Items from a data source:
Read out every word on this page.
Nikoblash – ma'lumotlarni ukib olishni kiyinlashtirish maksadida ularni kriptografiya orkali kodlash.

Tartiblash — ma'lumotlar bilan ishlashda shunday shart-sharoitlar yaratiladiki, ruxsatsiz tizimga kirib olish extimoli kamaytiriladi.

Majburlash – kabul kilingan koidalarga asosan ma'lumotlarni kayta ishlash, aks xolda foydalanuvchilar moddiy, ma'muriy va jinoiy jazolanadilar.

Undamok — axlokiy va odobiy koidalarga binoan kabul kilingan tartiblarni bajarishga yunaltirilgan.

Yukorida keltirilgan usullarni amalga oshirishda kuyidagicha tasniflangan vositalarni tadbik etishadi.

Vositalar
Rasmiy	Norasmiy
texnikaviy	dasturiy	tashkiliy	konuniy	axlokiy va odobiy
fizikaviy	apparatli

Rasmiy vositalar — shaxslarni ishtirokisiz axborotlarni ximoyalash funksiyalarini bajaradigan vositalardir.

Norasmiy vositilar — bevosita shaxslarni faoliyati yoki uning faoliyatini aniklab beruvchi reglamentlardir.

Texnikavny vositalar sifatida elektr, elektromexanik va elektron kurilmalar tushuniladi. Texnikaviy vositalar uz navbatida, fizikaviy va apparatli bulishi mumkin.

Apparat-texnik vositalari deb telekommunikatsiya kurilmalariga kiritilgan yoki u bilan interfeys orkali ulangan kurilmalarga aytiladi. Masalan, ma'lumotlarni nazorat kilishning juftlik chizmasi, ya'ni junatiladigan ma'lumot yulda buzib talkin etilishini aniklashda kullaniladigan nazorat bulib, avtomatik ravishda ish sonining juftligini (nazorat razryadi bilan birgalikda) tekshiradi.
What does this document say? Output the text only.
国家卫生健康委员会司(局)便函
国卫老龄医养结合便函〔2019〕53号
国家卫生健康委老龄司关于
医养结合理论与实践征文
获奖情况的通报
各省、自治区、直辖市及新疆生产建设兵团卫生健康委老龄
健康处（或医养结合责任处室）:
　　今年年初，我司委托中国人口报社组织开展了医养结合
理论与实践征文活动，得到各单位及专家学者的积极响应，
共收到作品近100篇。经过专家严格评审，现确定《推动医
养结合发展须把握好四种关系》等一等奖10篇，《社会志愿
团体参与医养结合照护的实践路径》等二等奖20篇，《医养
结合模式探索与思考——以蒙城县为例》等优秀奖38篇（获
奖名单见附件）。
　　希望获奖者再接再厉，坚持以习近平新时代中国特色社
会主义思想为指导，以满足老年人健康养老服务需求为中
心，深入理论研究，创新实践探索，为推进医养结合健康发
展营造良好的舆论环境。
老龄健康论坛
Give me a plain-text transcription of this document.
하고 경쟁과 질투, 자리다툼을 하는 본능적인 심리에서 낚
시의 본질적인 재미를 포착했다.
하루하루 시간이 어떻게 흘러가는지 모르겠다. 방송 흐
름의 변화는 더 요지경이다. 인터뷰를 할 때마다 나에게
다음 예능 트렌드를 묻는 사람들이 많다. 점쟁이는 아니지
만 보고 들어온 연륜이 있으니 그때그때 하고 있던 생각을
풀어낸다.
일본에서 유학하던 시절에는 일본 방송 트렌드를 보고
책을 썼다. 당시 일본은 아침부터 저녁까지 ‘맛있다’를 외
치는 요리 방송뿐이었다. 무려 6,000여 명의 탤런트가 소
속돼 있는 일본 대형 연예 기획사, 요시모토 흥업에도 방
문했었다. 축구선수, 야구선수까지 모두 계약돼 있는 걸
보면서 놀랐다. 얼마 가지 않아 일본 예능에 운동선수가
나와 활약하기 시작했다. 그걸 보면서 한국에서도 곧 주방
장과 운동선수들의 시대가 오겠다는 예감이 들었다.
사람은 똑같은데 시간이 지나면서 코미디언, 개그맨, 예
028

• AIM OF THE EXERCISE: Pick out all lines from the data above in which the word "bilan" appears.

• COMPLETED EXERCISE:
Tartiblash — ma'lumotlar bilan ishlashda shunday shart-sharoitlar yaratiladiki, ruxsatsiz tizimga kirib olish extimoli kamaytiriladi.
Apparat-texnik vositalari deb telekommunikatsiya kurilmalariga kiritilgan yoki u bilan interfeys orkali ulangan kurilmalarga aytiladi. Masalan, ma'lumotlarni nazorat kilishning juftlik chizmasi, ya'ni junatiladigan ma'lumot yulda buzib talkin etilishini aniklashda kullaniladigan nazorat bulib, avtomatik ravishda ish sonining juftligini (nazorat razryadi bilan birgalikda) tekshiradi.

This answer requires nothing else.